* _Required work_: In the data below, locate each line with the word "audio" and list it.

* _Material for this task_:
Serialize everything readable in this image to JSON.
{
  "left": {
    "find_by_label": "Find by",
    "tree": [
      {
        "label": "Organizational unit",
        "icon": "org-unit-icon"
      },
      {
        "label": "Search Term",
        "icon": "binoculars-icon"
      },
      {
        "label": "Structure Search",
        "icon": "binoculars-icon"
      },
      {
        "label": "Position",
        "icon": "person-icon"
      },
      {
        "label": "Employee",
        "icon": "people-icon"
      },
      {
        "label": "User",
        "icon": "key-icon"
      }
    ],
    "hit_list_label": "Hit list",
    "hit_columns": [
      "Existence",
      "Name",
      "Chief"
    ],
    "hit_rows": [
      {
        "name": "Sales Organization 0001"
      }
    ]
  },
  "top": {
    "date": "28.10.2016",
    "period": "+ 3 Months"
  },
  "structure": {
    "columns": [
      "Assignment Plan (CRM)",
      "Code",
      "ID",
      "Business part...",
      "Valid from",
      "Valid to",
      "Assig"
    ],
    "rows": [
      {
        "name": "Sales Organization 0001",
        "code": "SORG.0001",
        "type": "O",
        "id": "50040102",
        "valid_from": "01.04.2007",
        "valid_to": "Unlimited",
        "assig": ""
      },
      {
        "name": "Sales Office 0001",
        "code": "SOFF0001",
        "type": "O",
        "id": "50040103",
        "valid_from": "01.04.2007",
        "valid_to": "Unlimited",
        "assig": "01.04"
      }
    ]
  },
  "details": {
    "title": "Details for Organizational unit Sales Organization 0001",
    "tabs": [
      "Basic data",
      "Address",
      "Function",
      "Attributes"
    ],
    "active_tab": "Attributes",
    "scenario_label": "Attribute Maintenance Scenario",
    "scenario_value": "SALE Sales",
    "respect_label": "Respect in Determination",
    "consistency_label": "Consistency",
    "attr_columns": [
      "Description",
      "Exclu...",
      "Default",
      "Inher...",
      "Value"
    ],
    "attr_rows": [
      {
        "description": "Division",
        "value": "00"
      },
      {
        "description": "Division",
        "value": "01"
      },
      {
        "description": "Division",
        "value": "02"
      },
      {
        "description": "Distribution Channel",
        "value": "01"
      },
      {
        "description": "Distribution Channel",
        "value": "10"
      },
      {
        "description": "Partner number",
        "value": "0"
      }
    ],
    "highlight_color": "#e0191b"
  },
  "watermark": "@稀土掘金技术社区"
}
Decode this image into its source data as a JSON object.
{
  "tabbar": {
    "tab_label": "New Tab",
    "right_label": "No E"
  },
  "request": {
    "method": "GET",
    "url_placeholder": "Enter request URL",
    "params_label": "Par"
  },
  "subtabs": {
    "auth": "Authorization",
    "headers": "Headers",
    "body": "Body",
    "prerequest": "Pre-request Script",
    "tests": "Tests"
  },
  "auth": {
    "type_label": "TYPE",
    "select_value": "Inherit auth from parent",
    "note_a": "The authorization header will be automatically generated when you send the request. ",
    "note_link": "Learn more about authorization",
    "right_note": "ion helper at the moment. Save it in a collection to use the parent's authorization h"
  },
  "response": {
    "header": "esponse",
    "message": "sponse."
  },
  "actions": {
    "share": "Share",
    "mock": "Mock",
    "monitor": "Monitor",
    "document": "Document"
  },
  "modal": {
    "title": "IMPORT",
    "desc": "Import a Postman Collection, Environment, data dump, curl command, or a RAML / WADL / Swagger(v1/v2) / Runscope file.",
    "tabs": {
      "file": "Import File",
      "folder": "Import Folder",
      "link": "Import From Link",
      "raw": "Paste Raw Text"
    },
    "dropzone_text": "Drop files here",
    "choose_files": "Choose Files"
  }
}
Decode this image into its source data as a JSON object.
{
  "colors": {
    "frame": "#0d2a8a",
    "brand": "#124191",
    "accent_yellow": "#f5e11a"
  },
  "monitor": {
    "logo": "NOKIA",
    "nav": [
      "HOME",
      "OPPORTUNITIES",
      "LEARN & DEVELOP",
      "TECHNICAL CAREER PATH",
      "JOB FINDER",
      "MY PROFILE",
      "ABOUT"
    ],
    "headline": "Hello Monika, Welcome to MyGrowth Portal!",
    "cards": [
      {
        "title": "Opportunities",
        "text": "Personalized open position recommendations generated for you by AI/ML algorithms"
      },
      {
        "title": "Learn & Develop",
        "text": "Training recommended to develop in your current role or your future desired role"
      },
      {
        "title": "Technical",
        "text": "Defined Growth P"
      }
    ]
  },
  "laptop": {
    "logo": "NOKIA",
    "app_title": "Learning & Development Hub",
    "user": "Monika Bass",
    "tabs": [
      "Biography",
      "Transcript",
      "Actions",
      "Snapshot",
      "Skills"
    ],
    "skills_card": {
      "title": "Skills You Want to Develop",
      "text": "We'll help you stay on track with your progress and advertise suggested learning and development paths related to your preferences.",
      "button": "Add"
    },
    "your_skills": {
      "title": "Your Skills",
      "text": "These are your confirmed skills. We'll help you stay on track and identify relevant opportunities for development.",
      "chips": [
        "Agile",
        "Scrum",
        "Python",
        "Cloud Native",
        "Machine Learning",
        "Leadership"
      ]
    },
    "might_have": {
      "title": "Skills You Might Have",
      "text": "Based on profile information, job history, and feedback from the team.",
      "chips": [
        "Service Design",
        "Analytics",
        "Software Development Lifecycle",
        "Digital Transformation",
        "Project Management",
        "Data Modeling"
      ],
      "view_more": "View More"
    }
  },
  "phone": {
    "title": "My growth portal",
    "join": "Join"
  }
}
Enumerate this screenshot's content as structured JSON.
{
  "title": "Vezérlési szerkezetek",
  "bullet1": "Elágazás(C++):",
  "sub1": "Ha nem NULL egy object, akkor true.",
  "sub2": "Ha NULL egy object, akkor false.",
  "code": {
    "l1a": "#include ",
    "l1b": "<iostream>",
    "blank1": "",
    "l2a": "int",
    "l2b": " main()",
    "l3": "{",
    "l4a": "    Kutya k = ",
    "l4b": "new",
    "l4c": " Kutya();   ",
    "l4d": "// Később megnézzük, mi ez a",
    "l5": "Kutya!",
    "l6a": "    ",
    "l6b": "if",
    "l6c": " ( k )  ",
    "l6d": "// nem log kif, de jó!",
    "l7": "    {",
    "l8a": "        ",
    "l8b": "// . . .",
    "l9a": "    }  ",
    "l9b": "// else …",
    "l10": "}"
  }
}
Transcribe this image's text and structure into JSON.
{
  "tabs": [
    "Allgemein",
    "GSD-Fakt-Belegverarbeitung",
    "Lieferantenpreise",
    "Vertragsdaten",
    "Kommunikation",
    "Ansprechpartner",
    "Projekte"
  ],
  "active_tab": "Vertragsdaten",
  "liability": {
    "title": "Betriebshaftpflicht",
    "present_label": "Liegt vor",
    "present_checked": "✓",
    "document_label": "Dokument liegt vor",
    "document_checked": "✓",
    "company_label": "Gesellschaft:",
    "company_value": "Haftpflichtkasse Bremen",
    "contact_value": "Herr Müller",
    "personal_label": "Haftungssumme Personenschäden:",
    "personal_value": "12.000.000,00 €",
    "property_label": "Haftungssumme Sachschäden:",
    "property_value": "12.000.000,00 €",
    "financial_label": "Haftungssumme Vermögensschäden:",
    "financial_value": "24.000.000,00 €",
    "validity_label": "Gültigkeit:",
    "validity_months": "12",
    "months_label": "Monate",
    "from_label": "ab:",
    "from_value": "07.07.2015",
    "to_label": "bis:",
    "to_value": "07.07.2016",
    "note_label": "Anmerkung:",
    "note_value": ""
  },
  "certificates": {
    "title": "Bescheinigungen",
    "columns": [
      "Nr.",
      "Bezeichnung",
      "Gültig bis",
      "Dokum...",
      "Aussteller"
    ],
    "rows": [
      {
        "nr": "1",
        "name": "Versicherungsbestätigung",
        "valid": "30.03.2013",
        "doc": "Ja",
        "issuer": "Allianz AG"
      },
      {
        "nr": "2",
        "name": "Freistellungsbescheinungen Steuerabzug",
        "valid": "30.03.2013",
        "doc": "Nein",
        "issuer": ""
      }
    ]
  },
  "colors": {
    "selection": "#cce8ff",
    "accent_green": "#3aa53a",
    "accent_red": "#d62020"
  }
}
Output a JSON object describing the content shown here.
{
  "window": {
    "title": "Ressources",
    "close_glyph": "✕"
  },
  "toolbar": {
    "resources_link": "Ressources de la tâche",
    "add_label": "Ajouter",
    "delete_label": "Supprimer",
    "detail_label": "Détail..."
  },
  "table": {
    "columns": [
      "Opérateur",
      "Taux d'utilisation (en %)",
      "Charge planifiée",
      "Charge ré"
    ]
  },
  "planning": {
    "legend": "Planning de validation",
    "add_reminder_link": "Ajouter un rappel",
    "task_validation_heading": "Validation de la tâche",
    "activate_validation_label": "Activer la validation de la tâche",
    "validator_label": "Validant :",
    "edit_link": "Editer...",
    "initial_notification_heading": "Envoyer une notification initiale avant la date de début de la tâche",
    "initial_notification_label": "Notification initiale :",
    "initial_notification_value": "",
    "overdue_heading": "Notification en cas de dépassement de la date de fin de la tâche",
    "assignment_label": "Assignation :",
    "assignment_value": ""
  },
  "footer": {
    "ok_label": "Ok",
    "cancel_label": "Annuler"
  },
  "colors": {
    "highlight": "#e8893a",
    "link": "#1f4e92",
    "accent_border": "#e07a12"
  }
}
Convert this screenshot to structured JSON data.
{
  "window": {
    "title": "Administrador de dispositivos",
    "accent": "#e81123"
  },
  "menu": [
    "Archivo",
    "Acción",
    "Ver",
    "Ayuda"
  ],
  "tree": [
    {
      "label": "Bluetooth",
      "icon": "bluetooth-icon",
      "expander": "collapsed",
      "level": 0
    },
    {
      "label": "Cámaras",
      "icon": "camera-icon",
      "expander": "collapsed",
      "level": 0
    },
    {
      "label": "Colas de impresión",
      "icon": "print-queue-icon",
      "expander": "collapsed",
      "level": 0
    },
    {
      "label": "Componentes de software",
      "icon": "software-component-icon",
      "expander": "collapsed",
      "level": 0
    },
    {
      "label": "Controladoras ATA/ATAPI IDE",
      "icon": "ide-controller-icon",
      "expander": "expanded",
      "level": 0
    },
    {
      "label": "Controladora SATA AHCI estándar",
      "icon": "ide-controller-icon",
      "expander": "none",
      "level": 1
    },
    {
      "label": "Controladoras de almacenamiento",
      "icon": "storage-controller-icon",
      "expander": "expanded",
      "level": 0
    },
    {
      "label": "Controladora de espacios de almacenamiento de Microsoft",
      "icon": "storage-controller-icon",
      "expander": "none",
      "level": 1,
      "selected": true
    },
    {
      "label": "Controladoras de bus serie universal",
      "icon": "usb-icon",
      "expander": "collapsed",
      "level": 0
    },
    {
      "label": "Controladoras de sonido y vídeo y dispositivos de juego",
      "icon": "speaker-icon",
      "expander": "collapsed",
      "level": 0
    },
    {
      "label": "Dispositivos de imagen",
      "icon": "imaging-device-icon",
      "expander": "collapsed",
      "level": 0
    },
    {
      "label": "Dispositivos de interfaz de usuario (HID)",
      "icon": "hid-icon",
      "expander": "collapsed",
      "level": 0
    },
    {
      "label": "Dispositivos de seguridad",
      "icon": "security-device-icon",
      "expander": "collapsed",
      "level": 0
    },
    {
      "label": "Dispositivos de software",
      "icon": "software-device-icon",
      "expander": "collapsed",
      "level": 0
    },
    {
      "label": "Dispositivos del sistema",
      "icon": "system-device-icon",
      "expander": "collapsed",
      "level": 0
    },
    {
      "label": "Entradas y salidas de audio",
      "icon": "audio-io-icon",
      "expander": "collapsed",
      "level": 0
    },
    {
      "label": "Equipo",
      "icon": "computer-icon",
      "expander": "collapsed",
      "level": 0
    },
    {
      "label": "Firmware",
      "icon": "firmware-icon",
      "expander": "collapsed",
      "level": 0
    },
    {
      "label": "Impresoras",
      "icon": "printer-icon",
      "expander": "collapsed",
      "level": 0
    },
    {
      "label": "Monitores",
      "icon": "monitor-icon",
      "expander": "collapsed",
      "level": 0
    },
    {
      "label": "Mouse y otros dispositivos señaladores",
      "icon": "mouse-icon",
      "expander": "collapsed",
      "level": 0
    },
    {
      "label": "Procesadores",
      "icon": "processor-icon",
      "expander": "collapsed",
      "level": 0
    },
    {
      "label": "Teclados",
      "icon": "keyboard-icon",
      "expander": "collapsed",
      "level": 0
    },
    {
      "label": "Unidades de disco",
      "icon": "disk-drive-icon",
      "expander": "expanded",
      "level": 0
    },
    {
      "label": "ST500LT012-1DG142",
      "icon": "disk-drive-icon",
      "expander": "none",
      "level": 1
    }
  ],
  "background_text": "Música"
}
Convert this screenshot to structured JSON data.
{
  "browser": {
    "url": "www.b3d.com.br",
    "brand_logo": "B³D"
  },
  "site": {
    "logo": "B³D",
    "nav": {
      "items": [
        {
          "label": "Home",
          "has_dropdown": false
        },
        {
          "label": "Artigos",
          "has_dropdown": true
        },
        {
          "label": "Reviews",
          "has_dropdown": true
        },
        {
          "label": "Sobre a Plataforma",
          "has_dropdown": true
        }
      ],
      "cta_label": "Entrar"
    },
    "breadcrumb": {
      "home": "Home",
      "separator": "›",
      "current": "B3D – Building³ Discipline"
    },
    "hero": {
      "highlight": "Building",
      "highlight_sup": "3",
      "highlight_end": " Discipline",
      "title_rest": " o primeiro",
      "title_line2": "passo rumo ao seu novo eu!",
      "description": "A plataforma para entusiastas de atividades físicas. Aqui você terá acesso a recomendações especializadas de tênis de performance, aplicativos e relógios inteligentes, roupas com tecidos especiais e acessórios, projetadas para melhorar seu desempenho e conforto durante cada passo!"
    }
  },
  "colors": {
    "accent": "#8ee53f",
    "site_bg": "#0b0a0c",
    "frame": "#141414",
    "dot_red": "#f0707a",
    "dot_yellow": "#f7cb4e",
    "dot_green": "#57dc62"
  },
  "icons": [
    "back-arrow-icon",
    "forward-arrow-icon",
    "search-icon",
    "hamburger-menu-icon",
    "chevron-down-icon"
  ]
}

* _Final answer_:
      "label": "Entradas y salidas de audio",
      "icon": "audio-io-icon",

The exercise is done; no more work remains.